▶ [Exercise inputs]:
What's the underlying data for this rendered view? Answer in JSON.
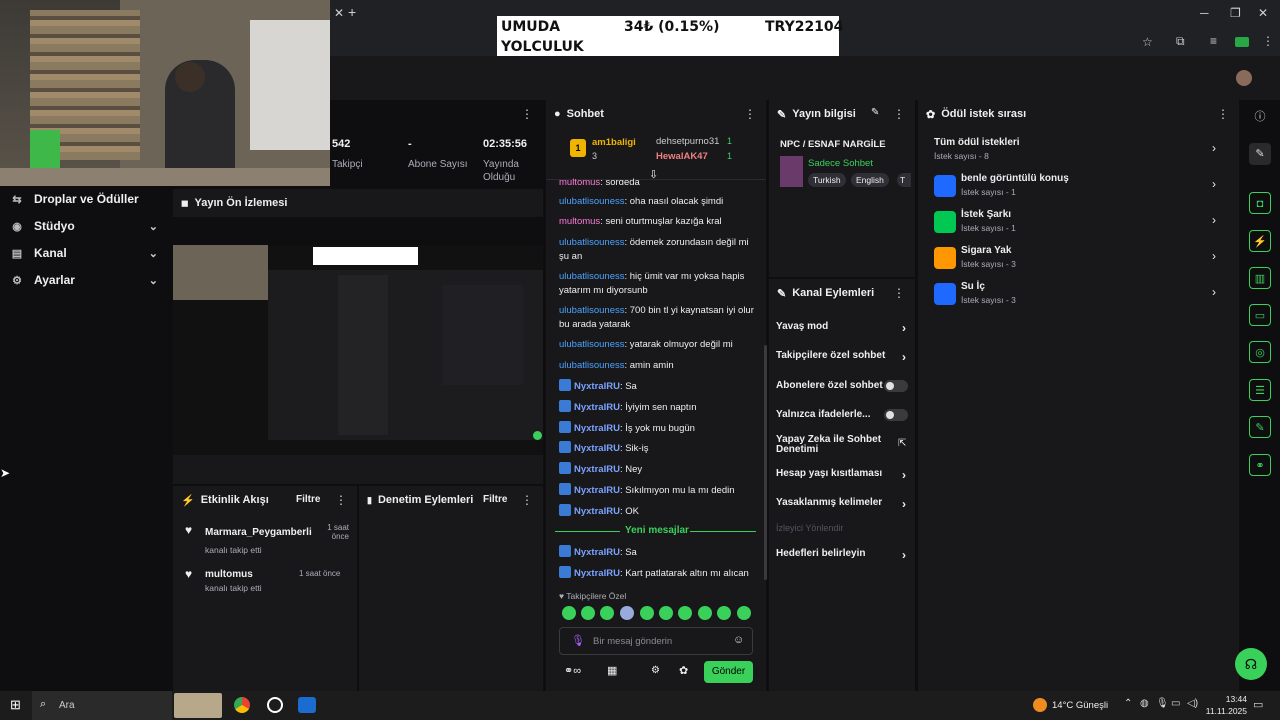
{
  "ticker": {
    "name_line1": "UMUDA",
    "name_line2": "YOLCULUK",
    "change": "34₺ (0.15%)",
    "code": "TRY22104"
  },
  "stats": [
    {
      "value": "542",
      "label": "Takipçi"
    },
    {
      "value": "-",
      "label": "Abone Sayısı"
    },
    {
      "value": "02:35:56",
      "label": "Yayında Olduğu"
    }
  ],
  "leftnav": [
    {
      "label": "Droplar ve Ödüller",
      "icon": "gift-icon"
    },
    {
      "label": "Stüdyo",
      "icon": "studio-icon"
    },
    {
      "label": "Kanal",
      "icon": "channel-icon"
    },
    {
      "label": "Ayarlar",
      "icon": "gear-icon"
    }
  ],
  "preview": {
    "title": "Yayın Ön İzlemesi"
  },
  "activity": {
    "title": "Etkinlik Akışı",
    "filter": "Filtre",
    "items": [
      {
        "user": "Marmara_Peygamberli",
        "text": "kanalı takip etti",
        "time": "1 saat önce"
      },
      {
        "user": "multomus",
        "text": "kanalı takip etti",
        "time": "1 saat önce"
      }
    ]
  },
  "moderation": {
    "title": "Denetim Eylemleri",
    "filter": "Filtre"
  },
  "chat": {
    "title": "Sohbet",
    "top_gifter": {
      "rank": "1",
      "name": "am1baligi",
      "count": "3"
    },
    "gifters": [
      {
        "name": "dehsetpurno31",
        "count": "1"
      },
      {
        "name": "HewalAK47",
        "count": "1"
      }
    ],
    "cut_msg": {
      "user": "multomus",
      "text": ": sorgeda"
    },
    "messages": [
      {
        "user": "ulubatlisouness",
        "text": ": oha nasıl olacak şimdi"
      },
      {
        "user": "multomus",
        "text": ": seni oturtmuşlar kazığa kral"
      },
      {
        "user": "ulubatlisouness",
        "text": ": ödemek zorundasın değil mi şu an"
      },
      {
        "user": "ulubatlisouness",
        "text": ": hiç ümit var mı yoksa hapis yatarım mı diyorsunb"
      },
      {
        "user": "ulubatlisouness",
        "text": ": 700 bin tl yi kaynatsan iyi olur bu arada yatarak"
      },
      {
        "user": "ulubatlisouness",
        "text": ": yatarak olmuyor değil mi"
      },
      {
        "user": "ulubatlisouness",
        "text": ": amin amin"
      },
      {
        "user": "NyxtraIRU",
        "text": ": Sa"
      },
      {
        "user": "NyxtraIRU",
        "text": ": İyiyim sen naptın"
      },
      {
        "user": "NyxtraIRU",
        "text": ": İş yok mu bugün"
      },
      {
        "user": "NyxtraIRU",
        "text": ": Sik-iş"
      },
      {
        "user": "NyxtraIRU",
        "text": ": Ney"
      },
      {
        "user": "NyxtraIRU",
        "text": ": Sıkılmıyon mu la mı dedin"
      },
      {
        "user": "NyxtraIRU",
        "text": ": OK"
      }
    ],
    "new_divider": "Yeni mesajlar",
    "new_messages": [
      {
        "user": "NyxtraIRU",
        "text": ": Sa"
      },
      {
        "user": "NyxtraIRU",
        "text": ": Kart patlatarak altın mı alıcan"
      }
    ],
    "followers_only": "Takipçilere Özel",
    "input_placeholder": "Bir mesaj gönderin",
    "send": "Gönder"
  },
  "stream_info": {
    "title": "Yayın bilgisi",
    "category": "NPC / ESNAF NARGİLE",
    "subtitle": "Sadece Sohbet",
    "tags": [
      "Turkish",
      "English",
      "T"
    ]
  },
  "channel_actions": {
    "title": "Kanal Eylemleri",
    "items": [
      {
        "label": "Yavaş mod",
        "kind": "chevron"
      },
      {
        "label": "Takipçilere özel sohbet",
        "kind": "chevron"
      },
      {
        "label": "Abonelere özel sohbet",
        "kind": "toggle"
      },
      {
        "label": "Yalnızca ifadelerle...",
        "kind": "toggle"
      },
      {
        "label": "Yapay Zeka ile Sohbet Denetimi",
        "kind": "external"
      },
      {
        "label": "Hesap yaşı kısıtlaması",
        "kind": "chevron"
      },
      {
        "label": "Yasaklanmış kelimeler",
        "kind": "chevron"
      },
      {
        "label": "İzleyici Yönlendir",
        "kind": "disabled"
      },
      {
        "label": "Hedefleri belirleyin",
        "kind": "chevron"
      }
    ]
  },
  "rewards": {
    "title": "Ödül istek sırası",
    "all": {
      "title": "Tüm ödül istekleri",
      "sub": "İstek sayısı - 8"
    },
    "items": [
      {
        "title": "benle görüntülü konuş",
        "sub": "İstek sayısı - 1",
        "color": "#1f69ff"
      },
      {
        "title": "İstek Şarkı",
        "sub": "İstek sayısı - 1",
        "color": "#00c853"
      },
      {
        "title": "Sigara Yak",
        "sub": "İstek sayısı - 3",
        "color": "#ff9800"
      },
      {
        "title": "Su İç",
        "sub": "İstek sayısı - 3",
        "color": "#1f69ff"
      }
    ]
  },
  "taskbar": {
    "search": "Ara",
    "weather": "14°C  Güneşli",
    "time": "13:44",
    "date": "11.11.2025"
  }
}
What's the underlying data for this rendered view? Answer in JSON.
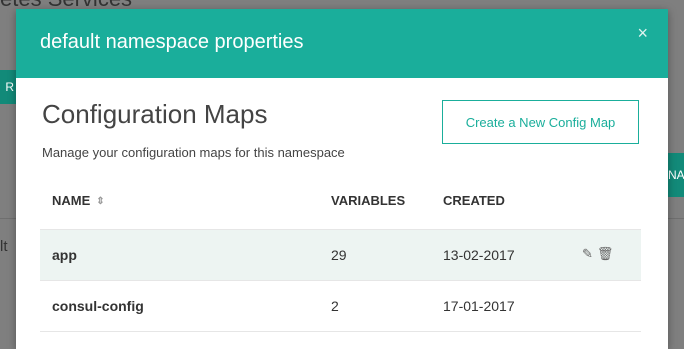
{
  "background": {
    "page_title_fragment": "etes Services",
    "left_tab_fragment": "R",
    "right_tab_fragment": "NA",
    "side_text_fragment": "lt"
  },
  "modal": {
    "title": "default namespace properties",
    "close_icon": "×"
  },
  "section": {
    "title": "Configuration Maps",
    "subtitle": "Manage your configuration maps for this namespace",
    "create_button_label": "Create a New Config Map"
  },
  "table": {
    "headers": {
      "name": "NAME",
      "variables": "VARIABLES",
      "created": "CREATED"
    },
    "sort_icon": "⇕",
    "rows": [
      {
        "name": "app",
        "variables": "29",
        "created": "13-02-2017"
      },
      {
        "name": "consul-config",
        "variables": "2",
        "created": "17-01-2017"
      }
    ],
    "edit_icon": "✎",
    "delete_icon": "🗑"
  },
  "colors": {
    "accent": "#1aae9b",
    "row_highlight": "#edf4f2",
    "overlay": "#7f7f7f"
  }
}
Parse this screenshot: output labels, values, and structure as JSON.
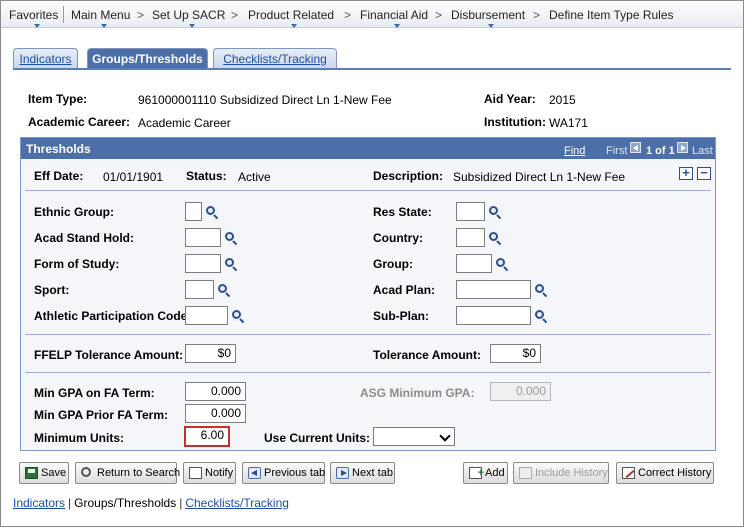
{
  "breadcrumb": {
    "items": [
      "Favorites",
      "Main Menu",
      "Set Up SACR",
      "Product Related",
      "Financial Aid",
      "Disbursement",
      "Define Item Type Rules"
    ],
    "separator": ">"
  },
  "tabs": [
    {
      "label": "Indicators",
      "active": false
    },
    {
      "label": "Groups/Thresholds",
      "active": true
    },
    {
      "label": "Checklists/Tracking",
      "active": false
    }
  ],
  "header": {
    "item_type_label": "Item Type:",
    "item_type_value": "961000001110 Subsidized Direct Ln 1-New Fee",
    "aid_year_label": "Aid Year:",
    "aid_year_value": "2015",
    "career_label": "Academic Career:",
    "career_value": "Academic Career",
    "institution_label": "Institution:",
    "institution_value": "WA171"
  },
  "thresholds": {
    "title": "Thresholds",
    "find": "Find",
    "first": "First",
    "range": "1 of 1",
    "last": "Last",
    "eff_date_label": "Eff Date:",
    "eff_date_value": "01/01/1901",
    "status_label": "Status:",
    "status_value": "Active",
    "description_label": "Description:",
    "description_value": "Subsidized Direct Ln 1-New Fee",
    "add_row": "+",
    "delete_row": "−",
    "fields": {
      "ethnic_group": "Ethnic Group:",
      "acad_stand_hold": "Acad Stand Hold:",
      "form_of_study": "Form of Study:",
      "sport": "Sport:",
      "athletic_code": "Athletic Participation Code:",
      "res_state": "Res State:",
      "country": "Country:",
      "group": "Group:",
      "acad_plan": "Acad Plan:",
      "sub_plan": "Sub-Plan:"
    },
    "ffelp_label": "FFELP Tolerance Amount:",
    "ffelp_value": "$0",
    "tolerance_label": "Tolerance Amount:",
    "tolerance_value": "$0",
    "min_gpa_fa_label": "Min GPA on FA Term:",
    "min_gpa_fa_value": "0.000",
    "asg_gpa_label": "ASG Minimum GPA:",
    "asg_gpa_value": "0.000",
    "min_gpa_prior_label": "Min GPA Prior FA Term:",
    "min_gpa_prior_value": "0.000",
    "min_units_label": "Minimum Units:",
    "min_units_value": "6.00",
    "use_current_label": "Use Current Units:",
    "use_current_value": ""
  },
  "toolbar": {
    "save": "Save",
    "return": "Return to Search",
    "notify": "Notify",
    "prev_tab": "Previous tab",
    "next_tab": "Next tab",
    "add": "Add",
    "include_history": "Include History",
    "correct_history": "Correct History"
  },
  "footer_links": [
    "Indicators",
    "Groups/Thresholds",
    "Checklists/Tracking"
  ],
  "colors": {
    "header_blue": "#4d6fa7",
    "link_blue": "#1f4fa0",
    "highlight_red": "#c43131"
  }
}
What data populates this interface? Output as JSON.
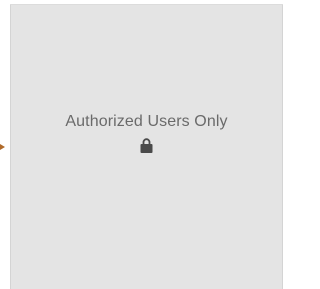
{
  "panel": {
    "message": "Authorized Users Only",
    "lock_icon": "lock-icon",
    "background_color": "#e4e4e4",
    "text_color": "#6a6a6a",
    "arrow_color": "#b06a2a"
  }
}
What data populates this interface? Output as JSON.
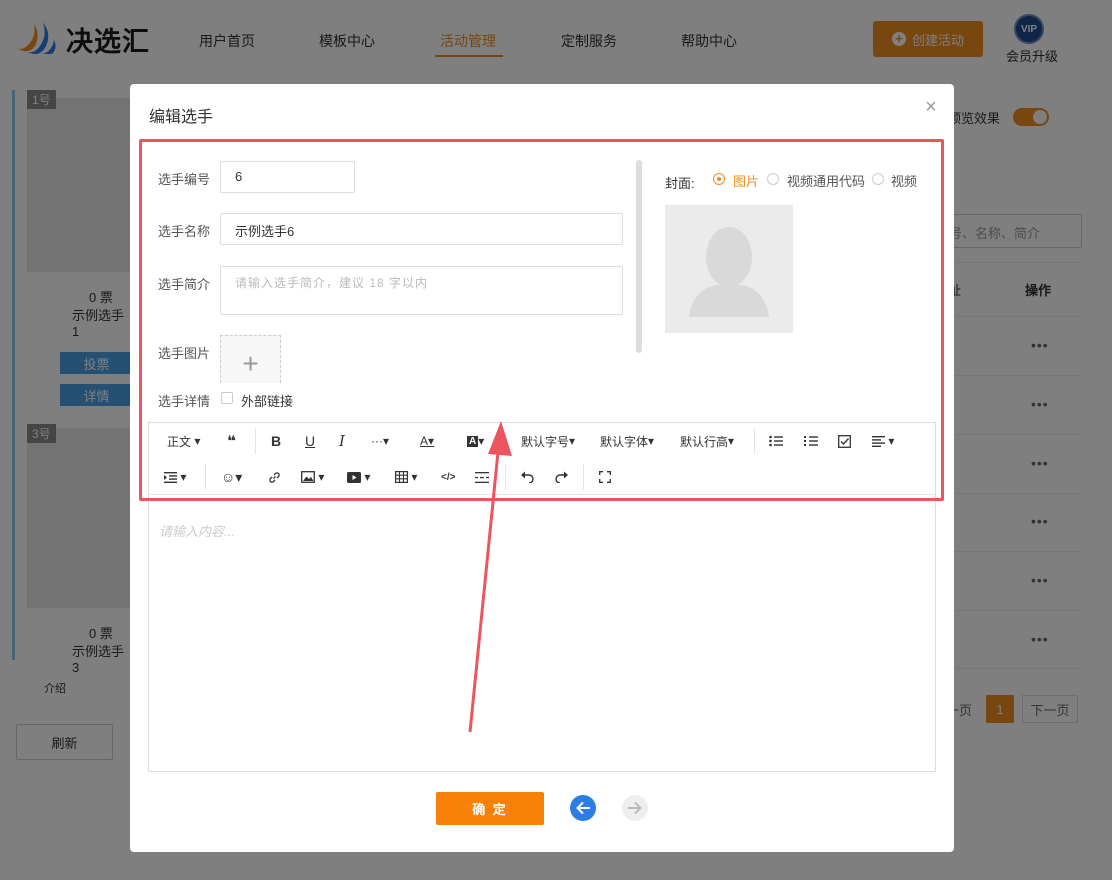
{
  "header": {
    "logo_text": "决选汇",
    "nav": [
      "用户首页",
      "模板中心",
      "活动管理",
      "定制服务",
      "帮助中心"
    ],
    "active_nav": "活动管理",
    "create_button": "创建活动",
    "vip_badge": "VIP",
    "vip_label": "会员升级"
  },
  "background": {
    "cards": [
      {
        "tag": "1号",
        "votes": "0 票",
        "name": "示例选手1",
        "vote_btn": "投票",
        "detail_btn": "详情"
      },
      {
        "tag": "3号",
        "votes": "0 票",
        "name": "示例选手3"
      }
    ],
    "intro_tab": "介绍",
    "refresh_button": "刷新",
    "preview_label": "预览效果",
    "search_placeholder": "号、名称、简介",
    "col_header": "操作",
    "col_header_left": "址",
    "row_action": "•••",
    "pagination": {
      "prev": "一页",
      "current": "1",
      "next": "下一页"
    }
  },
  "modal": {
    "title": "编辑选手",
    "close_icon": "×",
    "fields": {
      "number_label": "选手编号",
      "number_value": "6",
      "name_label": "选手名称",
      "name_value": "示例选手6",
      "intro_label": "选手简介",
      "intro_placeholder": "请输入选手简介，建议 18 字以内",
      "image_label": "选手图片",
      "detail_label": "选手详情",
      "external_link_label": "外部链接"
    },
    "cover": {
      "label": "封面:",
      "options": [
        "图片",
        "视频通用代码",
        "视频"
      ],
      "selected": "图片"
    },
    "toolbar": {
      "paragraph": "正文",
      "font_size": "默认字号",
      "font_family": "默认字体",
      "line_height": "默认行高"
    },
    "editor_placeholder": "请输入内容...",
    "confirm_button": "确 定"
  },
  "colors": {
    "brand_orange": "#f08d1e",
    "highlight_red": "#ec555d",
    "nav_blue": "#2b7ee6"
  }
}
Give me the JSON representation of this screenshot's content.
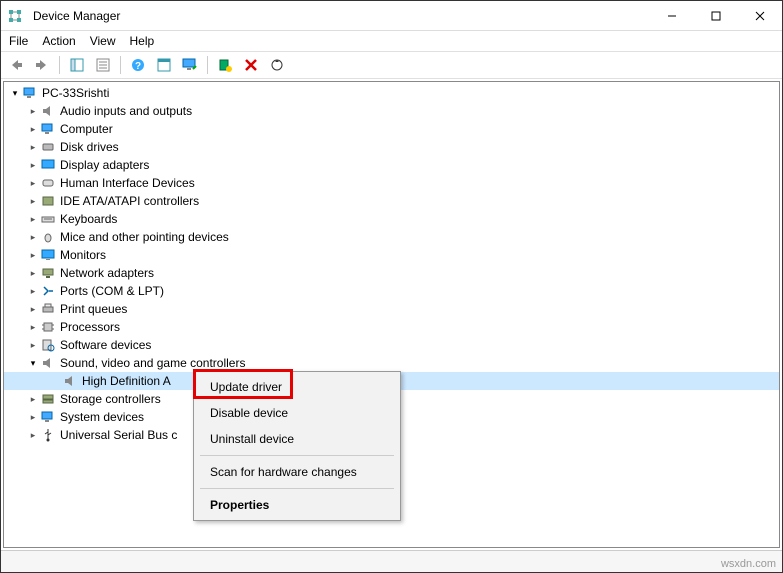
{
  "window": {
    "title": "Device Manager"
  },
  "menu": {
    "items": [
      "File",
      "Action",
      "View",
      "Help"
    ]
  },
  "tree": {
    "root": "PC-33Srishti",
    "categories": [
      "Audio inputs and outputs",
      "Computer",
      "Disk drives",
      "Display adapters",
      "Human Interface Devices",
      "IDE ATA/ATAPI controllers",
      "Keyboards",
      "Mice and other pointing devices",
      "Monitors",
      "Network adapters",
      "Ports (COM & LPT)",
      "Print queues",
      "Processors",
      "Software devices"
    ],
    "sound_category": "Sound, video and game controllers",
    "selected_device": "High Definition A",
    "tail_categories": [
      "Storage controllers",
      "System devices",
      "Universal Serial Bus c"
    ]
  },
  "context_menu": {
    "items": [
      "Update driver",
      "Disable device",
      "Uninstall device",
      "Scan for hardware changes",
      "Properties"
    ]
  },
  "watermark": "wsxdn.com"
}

▶ [Short task]:
Show all lines in the entries above where the string "Plan" appears.

▶ [Answer to the task]:
      "acad_plan": "Acad Plan:",
      "sub_plan": "Sub-Plan:"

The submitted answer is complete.